§ Entries
---*---

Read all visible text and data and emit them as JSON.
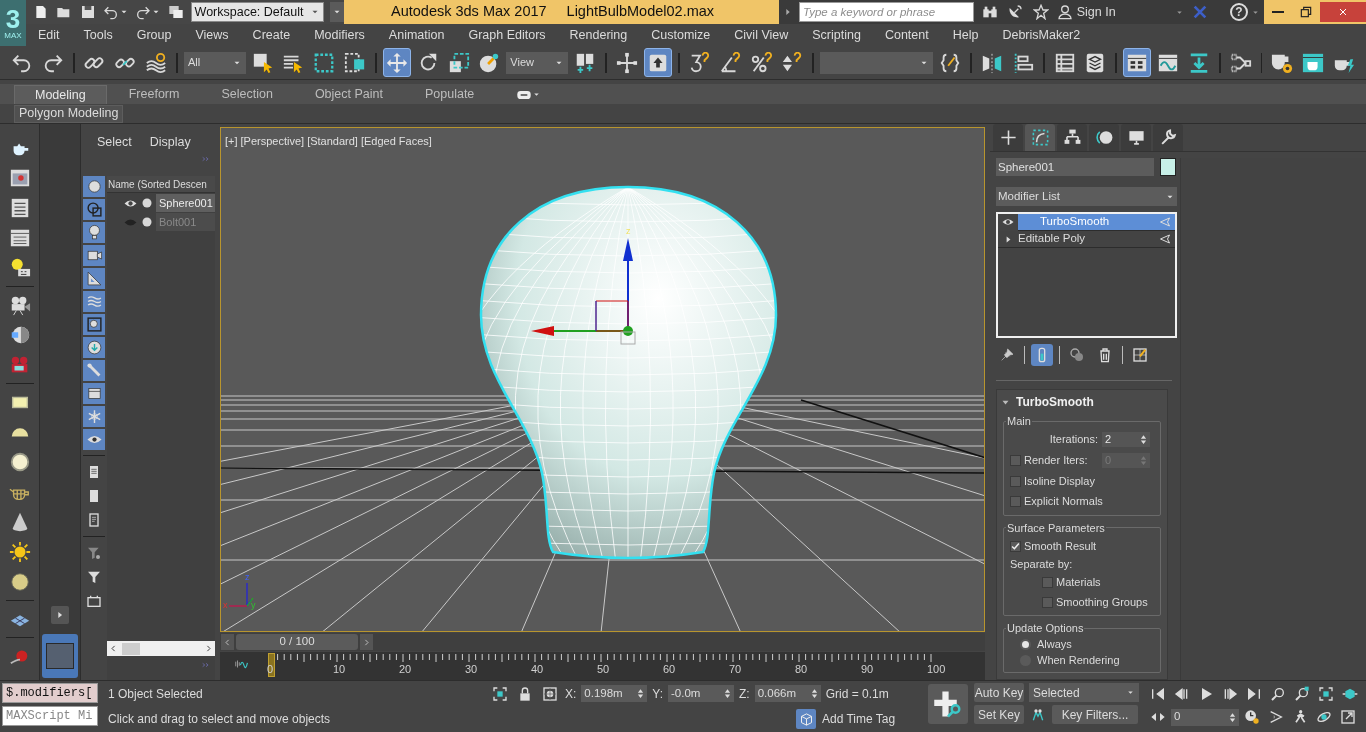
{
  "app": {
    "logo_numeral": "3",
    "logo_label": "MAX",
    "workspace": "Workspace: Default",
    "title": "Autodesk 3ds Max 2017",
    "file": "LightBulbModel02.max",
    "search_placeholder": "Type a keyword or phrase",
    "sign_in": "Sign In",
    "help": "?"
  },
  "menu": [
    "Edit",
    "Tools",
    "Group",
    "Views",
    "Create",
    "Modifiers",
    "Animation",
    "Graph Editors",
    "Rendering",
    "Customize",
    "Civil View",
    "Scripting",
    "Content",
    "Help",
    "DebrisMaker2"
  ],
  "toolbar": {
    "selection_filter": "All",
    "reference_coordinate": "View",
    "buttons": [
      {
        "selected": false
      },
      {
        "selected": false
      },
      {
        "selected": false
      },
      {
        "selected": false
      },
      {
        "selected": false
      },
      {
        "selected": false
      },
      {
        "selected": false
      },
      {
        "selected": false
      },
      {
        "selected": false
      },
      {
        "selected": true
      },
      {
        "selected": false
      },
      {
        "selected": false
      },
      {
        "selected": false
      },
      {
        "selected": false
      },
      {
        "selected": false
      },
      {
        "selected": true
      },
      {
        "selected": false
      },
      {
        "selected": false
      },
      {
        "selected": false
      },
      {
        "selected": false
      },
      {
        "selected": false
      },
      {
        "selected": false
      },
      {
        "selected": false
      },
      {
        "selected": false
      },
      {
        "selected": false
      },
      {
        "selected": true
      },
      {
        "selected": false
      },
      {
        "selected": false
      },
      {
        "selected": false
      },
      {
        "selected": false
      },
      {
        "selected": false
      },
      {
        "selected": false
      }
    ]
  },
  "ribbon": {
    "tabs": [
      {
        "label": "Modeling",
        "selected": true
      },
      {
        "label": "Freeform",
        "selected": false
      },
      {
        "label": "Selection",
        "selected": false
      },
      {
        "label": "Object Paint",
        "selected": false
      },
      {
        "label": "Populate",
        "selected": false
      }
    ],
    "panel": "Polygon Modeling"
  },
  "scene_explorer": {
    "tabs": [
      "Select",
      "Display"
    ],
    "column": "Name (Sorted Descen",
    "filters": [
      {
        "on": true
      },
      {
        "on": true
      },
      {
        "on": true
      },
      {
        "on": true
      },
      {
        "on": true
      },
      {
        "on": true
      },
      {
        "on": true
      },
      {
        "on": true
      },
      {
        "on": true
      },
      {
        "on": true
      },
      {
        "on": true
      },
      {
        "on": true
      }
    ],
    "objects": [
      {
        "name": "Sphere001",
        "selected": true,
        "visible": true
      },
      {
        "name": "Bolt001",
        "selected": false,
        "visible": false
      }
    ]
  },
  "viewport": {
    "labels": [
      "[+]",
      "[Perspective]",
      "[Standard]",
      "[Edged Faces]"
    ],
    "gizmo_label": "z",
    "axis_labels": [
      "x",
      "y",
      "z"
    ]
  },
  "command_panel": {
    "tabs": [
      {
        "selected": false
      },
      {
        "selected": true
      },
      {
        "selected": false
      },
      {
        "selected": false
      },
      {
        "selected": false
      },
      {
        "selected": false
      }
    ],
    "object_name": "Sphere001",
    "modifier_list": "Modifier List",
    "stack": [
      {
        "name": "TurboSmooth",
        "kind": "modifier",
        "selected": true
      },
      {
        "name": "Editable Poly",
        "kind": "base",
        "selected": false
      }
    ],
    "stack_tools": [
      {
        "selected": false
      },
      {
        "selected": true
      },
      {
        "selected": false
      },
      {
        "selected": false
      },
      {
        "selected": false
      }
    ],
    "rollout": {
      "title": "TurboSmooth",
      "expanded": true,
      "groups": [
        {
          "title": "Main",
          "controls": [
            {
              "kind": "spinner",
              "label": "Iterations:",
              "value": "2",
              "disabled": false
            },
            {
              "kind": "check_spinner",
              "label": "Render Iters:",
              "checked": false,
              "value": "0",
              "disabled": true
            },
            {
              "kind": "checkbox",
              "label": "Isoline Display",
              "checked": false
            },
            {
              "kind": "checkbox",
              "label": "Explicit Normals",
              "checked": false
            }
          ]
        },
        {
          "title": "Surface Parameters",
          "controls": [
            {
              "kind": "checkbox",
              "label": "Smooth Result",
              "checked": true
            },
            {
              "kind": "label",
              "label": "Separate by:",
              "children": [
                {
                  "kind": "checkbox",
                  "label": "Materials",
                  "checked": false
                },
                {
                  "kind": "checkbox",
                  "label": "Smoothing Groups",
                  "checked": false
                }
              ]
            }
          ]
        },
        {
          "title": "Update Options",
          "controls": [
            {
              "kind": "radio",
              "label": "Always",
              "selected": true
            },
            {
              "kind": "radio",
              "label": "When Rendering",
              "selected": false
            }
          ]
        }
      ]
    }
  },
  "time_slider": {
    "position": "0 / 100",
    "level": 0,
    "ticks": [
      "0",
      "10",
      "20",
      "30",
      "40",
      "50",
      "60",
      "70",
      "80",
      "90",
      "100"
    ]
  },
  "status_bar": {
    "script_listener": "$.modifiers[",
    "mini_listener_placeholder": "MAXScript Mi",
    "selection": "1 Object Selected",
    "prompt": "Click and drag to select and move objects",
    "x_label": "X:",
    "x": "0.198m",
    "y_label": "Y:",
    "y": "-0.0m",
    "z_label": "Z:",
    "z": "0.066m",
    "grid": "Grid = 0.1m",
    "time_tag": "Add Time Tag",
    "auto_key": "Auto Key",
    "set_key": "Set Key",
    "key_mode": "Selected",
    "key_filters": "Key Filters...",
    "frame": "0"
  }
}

---*---

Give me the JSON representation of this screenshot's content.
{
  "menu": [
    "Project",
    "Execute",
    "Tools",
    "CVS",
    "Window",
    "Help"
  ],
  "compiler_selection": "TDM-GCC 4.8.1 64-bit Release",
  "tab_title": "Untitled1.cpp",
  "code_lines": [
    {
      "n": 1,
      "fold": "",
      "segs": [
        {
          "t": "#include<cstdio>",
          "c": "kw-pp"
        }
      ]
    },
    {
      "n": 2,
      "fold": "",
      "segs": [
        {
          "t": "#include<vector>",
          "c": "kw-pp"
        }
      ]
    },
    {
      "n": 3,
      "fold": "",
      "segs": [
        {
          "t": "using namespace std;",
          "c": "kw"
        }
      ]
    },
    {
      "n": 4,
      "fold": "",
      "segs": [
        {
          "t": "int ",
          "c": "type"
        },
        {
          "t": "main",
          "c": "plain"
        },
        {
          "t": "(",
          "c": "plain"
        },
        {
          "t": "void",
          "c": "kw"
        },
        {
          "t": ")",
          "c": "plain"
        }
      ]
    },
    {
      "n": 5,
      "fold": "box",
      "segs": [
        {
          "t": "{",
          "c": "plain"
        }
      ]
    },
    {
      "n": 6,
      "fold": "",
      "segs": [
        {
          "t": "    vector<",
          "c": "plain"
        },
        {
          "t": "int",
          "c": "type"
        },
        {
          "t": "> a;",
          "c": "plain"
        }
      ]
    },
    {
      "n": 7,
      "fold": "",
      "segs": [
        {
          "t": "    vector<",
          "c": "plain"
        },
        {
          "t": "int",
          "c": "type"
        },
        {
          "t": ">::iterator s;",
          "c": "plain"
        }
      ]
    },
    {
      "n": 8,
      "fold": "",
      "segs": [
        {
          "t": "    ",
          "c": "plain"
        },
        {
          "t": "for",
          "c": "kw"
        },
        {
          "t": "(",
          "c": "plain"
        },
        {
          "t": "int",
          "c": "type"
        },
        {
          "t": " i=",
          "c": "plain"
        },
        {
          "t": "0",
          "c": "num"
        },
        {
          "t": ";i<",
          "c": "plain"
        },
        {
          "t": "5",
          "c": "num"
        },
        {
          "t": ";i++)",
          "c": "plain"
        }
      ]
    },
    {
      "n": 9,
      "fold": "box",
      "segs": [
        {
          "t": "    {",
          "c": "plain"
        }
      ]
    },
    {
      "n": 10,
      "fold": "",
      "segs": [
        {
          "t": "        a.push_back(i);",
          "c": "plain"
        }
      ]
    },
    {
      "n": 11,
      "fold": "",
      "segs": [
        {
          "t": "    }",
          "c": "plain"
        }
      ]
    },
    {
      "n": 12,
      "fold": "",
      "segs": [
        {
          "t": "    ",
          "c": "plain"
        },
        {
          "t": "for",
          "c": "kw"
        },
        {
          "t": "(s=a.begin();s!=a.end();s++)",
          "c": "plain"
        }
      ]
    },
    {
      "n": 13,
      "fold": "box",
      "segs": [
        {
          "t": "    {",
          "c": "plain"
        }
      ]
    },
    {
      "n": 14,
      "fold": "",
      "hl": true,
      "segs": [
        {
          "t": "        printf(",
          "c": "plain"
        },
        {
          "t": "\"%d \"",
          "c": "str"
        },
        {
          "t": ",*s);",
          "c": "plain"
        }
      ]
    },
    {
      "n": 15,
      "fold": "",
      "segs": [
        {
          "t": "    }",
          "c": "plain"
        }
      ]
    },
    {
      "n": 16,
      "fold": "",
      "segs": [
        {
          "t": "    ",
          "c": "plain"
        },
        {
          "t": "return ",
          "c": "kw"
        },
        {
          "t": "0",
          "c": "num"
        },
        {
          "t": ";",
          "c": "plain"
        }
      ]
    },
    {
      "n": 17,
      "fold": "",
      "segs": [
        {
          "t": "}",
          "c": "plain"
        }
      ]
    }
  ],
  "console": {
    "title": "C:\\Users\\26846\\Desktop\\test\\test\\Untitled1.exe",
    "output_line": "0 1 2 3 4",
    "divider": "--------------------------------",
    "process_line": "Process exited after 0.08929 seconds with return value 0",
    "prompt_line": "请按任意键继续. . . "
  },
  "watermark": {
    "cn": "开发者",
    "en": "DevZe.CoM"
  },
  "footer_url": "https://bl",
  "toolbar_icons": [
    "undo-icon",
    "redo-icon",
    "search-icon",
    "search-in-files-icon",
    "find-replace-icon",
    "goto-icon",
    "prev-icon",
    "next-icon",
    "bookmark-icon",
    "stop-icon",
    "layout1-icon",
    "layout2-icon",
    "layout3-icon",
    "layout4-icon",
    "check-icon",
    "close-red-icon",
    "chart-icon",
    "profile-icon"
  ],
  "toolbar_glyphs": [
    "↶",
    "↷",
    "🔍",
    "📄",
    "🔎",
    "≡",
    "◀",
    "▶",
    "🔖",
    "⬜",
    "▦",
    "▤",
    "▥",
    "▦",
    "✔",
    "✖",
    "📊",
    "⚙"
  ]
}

---*---

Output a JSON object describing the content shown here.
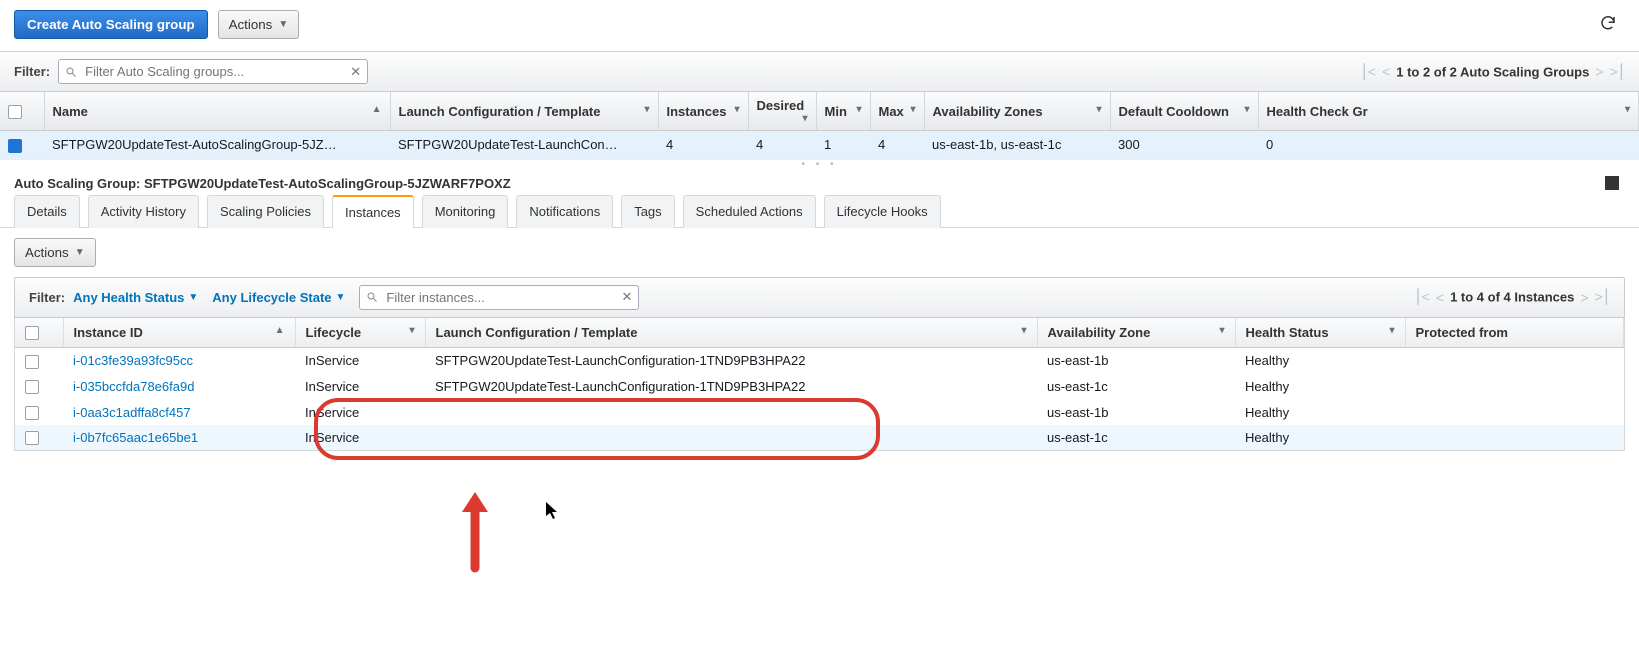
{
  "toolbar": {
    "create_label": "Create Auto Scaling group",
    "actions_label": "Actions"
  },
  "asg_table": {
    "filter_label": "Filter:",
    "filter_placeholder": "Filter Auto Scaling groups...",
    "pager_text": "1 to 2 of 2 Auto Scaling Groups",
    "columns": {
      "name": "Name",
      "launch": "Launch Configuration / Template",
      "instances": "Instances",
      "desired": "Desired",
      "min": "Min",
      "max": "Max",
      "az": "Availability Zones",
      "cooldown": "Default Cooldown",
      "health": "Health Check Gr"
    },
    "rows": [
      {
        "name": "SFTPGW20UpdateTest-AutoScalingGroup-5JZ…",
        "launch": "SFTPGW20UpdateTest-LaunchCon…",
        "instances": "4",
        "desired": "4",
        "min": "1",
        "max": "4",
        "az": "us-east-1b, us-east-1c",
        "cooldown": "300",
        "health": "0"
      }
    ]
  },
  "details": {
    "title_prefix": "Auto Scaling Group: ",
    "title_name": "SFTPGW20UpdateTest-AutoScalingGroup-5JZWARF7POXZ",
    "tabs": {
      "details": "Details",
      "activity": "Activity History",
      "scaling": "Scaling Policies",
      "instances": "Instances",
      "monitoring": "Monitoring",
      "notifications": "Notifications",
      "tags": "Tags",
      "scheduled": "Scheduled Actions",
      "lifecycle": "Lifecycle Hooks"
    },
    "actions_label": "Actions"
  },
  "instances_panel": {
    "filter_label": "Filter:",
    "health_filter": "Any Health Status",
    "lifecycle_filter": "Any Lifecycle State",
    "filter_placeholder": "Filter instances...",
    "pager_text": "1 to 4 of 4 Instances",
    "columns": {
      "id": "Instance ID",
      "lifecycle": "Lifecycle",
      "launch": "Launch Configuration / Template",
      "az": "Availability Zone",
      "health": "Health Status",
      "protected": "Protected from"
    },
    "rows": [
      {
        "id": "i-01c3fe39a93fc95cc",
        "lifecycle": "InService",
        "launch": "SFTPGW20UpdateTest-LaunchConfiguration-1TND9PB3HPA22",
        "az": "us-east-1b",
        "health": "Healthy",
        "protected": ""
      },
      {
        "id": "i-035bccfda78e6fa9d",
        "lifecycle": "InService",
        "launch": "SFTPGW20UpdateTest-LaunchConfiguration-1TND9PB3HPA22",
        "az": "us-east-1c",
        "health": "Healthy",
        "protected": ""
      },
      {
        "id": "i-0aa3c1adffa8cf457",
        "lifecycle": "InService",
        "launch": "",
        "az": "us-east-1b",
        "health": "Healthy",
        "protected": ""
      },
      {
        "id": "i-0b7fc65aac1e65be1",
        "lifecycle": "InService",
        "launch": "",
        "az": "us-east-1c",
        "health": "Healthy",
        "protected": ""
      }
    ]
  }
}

---*---

Lines that hold the word "cooldown" are the ones to return, every one of them.

      "cooldown": "Default Cooldown",
        "cooldown": "300",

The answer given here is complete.